> _WRITTEN EXERCISE_: Reproduce the records from the first line through the line containing "axes-frame — [557, 267, 828, 409]", renaming "Joule Heating" to "Ohmic Heating" and leaving everything else unchanged.

> _MATERIAL TO PROCESS_:
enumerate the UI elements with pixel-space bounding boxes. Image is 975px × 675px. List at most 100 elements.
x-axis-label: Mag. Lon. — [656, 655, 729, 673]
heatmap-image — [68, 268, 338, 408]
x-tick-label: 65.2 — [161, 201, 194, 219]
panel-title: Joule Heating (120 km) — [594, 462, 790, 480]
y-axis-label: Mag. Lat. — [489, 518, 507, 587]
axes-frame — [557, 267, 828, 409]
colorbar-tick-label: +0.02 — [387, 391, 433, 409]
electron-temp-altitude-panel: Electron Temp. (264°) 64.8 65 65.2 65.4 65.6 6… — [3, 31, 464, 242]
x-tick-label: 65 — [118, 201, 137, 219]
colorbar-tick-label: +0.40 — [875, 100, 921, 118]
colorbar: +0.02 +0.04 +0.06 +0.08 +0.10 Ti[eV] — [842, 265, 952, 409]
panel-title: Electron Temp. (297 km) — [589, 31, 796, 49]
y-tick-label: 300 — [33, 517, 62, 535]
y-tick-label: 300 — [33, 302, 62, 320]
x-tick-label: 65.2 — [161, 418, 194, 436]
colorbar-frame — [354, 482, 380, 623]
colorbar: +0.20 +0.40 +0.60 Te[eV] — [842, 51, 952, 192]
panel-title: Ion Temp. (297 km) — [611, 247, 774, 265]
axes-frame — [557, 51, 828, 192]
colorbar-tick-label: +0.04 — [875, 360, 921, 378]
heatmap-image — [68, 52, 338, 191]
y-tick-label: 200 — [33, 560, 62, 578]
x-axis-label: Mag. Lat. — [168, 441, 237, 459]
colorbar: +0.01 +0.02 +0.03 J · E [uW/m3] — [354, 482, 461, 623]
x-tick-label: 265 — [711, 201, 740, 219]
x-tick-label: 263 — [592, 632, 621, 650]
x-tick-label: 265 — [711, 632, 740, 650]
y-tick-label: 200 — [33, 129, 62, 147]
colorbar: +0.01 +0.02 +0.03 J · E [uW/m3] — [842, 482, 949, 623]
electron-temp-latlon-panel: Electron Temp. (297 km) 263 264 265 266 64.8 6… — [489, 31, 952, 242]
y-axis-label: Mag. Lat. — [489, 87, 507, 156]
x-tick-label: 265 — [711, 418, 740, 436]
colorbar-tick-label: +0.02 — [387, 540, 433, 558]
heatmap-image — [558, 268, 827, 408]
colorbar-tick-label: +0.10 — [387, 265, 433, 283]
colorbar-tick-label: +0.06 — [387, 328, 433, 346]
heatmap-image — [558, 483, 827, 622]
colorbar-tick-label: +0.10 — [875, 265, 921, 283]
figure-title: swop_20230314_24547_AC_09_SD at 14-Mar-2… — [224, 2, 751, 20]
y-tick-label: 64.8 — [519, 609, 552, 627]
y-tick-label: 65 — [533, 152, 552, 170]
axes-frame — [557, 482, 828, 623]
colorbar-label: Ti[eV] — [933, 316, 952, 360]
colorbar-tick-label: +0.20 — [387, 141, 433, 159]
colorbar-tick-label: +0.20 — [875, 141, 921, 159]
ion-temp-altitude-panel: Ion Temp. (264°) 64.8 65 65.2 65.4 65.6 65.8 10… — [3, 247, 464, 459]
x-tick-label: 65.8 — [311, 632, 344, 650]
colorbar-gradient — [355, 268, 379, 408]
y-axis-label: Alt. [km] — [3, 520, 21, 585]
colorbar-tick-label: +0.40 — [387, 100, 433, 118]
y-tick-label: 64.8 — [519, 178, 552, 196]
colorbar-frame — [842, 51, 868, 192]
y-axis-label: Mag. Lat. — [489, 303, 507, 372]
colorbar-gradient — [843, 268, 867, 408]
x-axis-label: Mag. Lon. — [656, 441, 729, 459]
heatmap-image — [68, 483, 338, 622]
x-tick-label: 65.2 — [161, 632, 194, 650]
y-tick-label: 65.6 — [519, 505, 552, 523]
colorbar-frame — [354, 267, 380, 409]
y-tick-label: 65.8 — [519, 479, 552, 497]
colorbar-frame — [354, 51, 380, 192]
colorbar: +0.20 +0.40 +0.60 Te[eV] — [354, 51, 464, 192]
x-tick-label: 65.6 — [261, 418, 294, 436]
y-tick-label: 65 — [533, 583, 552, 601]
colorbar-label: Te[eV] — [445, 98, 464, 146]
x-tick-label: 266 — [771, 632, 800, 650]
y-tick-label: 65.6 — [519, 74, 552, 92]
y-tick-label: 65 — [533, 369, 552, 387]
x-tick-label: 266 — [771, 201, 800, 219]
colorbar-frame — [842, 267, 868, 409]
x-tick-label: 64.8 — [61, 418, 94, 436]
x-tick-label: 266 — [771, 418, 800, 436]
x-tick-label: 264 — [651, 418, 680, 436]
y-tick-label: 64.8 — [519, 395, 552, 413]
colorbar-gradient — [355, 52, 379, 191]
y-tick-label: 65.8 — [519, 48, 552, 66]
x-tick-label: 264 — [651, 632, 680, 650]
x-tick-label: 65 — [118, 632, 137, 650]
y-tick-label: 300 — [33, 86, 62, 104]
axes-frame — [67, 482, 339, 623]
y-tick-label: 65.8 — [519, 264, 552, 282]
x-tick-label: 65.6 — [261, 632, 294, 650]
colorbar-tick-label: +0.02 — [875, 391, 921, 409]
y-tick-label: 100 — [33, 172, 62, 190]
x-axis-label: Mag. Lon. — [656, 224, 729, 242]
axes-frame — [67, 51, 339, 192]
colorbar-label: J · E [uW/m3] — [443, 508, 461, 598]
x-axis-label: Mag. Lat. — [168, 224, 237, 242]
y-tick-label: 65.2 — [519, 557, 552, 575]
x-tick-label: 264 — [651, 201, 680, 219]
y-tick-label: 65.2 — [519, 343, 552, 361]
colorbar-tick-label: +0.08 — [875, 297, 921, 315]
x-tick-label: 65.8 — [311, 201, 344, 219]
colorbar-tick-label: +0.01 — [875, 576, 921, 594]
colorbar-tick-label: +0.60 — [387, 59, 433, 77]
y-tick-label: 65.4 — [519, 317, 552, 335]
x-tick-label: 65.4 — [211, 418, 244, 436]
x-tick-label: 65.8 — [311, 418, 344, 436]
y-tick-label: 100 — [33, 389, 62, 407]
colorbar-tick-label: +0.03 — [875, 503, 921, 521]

> _SOLUTION BELOW_:
enumerate the UI elements with pixel-space bounding boxes. Image is 975px × 675px. List at most 100 elements.
x-axis-label: Mag. Lon. — [656, 655, 729, 673]
heatmap-image — [68, 268, 338, 408]
x-tick-label: 65.2 — [161, 201, 194, 219]
panel-title: Ohmic Heating (120 km) — [594, 462, 790, 480]
y-axis-label: Mag. Lat. — [489, 518, 507, 587]
axes-frame — [557, 267, 828, 409]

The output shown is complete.